══ DATA SHOWN ══
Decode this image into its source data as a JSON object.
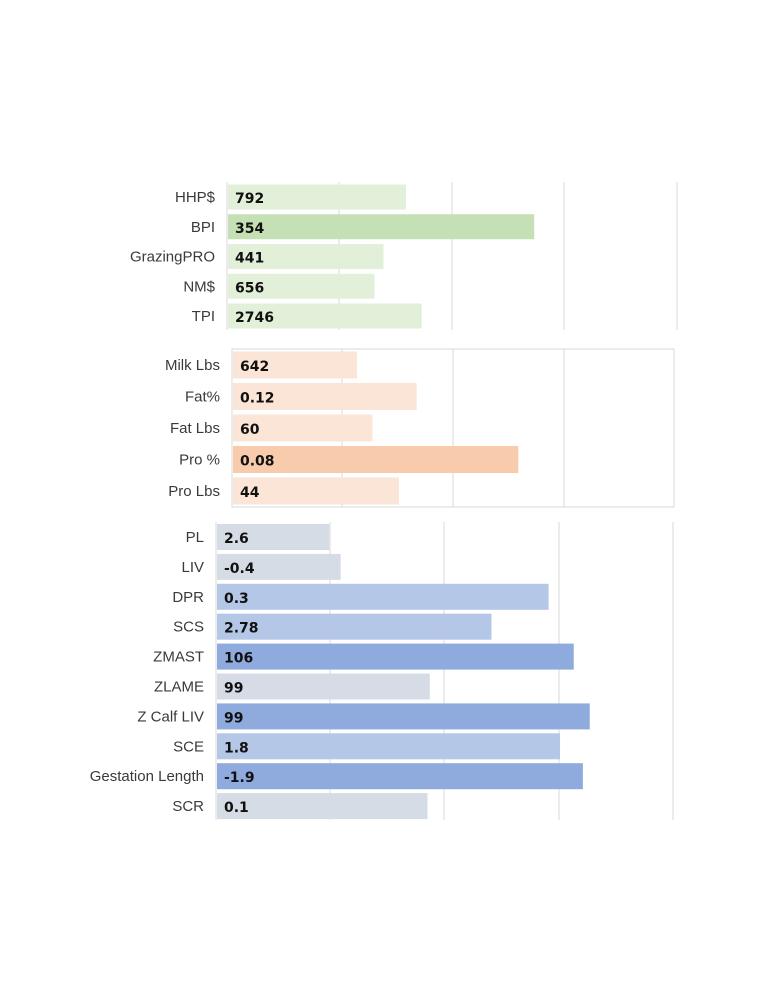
{
  "chart_data": [
    {
      "type": "bar",
      "orientation": "horizontal",
      "categories": [
        "HHP$",
        "BPI",
        "GrazingPRO",
        "NM$",
        "TPI"
      ],
      "values": [
        792,
        354,
        441,
        656,
        2746
      ],
      "value_labels": [
        "792",
        "354",
        "441",
        "656",
        "2746"
      ],
      "bar_fill_fraction": [
        0.4,
        0.685,
        0.35,
        0.33,
        0.435
      ],
      "colors": [
        "#e2f0d9",
        "#c5e0b4",
        "#e2f0d9",
        "#e2f0d9",
        "#e2f0d9"
      ],
      "grid": true
    },
    {
      "type": "bar",
      "orientation": "horizontal",
      "categories": [
        "Milk Lbs",
        "Fat%",
        "Fat Lbs",
        "Pro %",
        "Pro Lbs"
      ],
      "values": [
        642,
        0.12,
        60,
        0.08,
        44
      ],
      "value_labels": [
        "642",
        "0.12",
        "60",
        "0.08",
        "44"
      ],
      "bar_fill_fraction": [
        0.285,
        0.42,
        0.32,
        0.65,
        0.38
      ],
      "colors": [
        "#fbe5d6",
        "#fbe5d6",
        "#fbe5d6",
        "#f8cbad",
        "#fbe5d6"
      ],
      "grid": true
    },
    {
      "type": "bar",
      "orientation": "horizontal",
      "categories": [
        "PL",
        "LIV",
        "DPR",
        "SCS",
        "ZMAST",
        "ZLAME",
        "Z Calf LIV",
        "SCE",
        "Gestation Length",
        "SCR"
      ],
      "values": [
        2.6,
        -0.4,
        0.3,
        2.78,
        106,
        99,
        99,
        1.8,
        -1.9,
        0.1
      ],
      "value_labels": [
        "2.6",
        "-0.4",
        "0.3",
        "2.78",
        "106",
        "99",
        "99",
        "1.8",
        "-1.9",
        "0.1"
      ],
      "bar_fill_fraction": [
        0.25,
        0.275,
        0.73,
        0.605,
        0.785,
        0.47,
        0.82,
        0.755,
        0.805,
        0.465
      ],
      "colors": [
        "#d6dce5",
        "#d6dce5",
        "#b4c7e7",
        "#b4c7e7",
        "#8faadc",
        "#d6dce5",
        "#8faadc",
        "#b4c7e7",
        "#8faadc",
        "#d6dce5"
      ],
      "grid": true
    }
  ]
}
═══
— TO DO —
Leave out the pictures and transcribe everything else exactly.

— COMPLETE ANSWER —
Decode this image into its source data as a JSON object.
{
  "chart_data": [
    {
      "type": "bar",
      "orientation": "horizontal",
      "categories": [
        "HHP$",
        "BPI",
        "GrazingPRO",
        "NM$",
        "TPI"
      ],
      "values": [
        792,
        354,
        441,
        656,
        2746
      ],
      "value_labels": [
        "792",
        "354",
        "441",
        "656",
        "2746"
      ],
      "bar_fill_fraction": [
        0.4,
        0.685,
        0.35,
        0.33,
        0.435
      ],
      "colors": [
        "#e2f0d9",
        "#c5e0b4",
        "#e2f0d9",
        "#e2f0d9",
        "#e2f0d9"
      ],
      "grid": true
    },
    {
      "type": "bar",
      "orientation": "horizontal",
      "categories": [
        "Milk Lbs",
        "Fat%",
        "Fat Lbs",
        "Pro %",
        "Pro Lbs"
      ],
      "values": [
        642,
        0.12,
        60,
        0.08,
        44
      ],
      "value_labels": [
        "642",
        "0.12",
        "60",
        "0.08",
        "44"
      ],
      "bar_fill_fraction": [
        0.285,
        0.42,
        0.32,
        0.65,
        0.38
      ],
      "colors": [
        "#fbe5d6",
        "#fbe5d6",
        "#fbe5d6",
        "#f8cbad",
        "#fbe5d6"
      ],
      "grid": true
    },
    {
      "type": "bar",
      "orientation": "horizontal",
      "categories": [
        "PL",
        "LIV",
        "DPR",
        "SCS",
        "ZMAST",
        "ZLAME",
        "Z Calf LIV",
        "SCE",
        "Gestation Length",
        "SCR"
      ],
      "values": [
        2.6,
        -0.4,
        0.3,
        2.78,
        106,
        99,
        99,
        1.8,
        -1.9,
        0.1
      ],
      "value_labels": [
        "2.6",
        "-0.4",
        "0.3",
        "2.78",
        "106",
        "99",
        "99",
        "1.8",
        "-1.9",
        "0.1"
      ],
      "bar_fill_fraction": [
        0.25,
        0.275,
        0.73,
        0.605,
        0.785,
        0.47,
        0.82,
        0.755,
        0.805,
        0.465
      ],
      "colors": [
        "#d6dce5",
        "#d6dce5",
        "#b4c7e7",
        "#b4c7e7",
        "#8faadc",
        "#d6dce5",
        "#8faadc",
        "#b4c7e7",
        "#8faadc",
        "#d6dce5"
      ],
      "grid": true
    }
  ]
}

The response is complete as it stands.